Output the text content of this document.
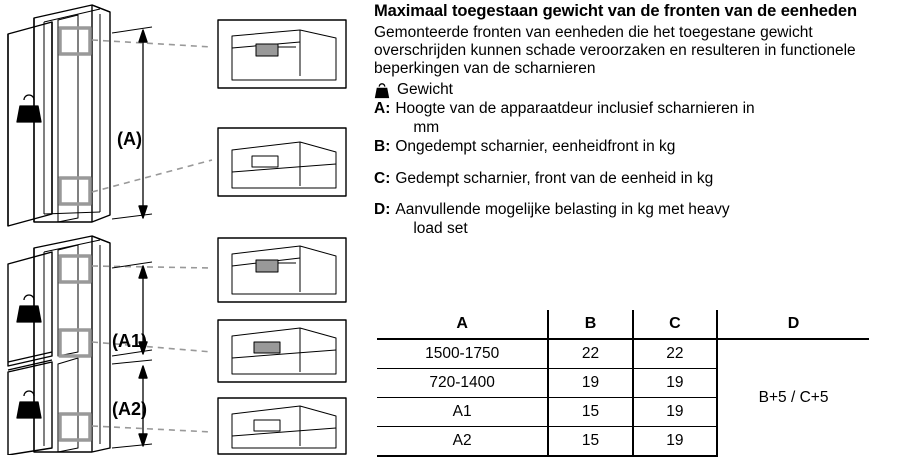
(A)
(A1)
(A2)
Maximaal toegestaan gewicht van de fronten van de eenheden
Gemonteerde fronten van eenheden die het toegestane gewicht overschrijden kunnen schade veroorzaken en resulteren in functionele beperkingen van de scharnieren
Gewicht
A: Hoogte van de apparaatdeur inclusief scharnieren in
mm
B: Ongedempt scharnier, eenheidfront in kg
C: Gedempt scharnier, front van de eenheid in kg
D: Aanvullende mogelijke belasting in kg met heavy
load set
A	B	C	D
1500-1750	22	22	B+5 / C+5
720-1400	19	19	
A1	15	19	
A2	15	19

OBJECTIVE:
Work out how many lines above have the string "fronten" in them, and give only the number.

OUTPUT FOR THIS TASK:
2